━━━━━ DATA FOR PROCESSING

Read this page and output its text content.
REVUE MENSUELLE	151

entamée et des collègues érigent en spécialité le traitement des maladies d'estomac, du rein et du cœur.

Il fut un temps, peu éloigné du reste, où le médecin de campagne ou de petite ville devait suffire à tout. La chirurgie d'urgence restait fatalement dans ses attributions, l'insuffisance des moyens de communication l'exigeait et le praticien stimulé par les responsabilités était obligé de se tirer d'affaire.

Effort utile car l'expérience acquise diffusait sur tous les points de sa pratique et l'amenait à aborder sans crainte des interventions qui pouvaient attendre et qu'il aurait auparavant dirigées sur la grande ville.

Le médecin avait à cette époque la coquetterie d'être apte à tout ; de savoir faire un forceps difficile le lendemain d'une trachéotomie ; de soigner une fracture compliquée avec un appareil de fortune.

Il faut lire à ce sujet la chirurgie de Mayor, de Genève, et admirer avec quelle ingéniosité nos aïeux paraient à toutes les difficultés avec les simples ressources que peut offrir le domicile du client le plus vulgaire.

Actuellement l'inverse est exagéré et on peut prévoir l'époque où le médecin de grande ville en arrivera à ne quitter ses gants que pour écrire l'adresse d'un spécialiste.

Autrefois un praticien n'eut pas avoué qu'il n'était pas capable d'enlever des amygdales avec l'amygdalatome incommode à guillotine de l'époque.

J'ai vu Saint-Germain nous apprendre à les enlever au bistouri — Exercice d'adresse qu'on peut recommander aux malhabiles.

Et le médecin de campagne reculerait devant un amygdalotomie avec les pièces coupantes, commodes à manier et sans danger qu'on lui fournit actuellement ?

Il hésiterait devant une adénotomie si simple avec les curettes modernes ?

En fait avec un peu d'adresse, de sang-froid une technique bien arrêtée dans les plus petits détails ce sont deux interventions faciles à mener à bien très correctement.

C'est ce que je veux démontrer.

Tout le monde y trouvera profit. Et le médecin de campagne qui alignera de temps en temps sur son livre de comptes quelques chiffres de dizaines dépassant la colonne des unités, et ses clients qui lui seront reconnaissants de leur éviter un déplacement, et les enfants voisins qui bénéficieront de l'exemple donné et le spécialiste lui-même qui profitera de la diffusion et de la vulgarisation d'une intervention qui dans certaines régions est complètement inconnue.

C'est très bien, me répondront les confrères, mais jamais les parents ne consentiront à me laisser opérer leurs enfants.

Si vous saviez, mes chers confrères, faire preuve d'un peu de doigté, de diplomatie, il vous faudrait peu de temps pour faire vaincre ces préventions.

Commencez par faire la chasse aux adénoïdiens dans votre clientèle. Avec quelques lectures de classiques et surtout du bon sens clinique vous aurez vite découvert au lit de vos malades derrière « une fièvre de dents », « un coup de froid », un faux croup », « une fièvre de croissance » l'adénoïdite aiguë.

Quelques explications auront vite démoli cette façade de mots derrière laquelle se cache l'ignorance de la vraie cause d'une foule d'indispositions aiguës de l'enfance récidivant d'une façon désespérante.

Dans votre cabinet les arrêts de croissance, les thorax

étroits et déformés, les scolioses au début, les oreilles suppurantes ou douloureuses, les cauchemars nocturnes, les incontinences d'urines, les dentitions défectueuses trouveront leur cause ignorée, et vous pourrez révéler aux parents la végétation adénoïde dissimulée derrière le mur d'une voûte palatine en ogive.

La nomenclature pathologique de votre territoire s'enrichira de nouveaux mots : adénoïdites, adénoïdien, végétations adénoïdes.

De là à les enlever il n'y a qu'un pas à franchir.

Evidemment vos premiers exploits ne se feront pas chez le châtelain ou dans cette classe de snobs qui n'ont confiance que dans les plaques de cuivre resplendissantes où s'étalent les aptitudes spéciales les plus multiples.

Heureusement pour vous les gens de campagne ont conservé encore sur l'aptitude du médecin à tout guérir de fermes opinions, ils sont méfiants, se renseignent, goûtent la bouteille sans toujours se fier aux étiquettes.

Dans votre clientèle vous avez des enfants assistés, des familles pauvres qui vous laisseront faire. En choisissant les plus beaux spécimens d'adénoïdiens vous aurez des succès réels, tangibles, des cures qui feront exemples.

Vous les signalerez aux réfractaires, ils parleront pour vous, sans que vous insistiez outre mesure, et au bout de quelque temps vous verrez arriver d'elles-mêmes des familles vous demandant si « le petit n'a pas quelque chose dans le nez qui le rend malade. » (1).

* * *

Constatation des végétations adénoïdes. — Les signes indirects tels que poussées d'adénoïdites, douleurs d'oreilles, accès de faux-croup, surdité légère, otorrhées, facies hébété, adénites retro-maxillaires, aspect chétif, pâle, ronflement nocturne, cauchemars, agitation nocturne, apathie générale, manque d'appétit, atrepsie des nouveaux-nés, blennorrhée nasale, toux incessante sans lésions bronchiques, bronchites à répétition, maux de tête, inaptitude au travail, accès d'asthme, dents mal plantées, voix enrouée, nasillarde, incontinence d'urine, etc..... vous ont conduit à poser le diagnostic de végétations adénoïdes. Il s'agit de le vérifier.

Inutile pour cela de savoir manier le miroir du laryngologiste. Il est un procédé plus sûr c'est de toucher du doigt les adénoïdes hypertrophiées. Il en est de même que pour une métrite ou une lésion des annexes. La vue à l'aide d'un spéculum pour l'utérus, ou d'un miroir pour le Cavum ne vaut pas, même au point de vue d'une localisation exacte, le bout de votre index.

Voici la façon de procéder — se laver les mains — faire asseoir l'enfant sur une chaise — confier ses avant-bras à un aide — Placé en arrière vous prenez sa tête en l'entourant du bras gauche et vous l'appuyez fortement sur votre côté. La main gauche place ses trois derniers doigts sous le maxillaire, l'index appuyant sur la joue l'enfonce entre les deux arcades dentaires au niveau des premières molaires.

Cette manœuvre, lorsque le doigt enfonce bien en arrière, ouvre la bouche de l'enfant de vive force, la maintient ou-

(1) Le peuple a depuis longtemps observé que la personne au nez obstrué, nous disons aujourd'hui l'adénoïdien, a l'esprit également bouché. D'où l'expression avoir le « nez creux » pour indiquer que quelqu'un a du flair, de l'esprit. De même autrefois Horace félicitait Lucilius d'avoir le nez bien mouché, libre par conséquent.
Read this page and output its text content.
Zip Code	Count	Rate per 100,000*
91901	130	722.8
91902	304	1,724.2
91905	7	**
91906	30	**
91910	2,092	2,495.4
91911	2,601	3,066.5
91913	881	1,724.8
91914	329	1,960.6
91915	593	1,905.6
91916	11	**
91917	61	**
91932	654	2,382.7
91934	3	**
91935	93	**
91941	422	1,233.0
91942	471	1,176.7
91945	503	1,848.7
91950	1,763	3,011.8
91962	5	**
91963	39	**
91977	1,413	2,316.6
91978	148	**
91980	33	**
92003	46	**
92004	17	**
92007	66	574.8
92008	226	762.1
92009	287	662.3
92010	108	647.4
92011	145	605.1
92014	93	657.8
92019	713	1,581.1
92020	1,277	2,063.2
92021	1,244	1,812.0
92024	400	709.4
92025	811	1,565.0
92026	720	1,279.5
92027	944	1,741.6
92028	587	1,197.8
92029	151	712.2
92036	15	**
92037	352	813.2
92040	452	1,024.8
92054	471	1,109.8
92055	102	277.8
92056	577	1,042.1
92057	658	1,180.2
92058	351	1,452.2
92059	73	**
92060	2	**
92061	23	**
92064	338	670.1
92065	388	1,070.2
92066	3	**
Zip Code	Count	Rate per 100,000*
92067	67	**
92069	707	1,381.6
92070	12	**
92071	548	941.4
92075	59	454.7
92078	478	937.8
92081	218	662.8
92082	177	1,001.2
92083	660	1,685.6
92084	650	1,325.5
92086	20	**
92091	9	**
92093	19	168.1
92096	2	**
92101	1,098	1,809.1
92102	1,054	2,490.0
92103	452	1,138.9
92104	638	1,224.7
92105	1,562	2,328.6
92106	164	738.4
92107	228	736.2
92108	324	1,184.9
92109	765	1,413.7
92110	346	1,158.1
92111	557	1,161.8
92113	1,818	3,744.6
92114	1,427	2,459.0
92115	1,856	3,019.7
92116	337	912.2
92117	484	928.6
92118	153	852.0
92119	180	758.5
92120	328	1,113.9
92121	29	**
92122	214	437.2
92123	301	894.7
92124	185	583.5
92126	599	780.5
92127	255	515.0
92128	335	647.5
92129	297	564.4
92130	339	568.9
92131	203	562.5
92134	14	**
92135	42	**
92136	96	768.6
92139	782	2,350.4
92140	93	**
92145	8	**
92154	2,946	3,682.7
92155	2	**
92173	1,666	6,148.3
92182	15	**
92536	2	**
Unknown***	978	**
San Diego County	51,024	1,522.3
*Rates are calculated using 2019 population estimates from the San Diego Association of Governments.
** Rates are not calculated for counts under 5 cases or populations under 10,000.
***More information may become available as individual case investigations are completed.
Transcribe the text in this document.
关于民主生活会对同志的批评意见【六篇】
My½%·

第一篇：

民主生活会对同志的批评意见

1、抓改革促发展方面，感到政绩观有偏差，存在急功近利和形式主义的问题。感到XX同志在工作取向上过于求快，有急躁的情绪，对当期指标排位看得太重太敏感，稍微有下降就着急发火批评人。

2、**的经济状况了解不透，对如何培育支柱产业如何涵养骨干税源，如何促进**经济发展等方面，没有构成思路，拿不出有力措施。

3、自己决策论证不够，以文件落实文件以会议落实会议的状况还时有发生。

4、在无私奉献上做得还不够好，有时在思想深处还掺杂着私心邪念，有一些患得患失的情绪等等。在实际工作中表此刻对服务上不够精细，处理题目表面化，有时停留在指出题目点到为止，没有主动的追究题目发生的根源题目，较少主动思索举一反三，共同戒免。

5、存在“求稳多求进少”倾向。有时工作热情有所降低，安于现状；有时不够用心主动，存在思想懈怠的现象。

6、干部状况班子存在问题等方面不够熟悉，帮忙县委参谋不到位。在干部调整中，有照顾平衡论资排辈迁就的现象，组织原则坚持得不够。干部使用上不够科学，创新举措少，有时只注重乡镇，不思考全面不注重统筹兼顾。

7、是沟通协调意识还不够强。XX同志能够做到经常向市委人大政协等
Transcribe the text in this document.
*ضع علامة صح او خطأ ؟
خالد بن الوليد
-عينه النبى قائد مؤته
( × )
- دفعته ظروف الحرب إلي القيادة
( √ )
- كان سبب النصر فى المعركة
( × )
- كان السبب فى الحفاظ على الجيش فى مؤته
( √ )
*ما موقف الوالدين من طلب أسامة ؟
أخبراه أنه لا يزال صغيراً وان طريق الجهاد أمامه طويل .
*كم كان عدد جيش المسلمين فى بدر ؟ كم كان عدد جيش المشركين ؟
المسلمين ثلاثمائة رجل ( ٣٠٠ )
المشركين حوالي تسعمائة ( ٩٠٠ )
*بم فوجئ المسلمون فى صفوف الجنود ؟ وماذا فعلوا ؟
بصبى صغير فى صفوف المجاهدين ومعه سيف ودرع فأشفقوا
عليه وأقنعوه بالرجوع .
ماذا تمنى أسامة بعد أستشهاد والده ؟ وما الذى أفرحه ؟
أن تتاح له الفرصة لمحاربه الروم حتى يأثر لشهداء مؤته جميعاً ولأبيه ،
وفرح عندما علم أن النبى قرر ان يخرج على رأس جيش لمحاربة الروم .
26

━━━━━━━━━━

◆ **THE REQUEST**
Search the preceding listing for the word "Diego" and pull out every line that holds it.

◆ **EXPECTED OUTPUT**
San Diego County	51,024	1,522.3
*Rates are calculated using 2019 population estimates from the San Diego Association of Governments.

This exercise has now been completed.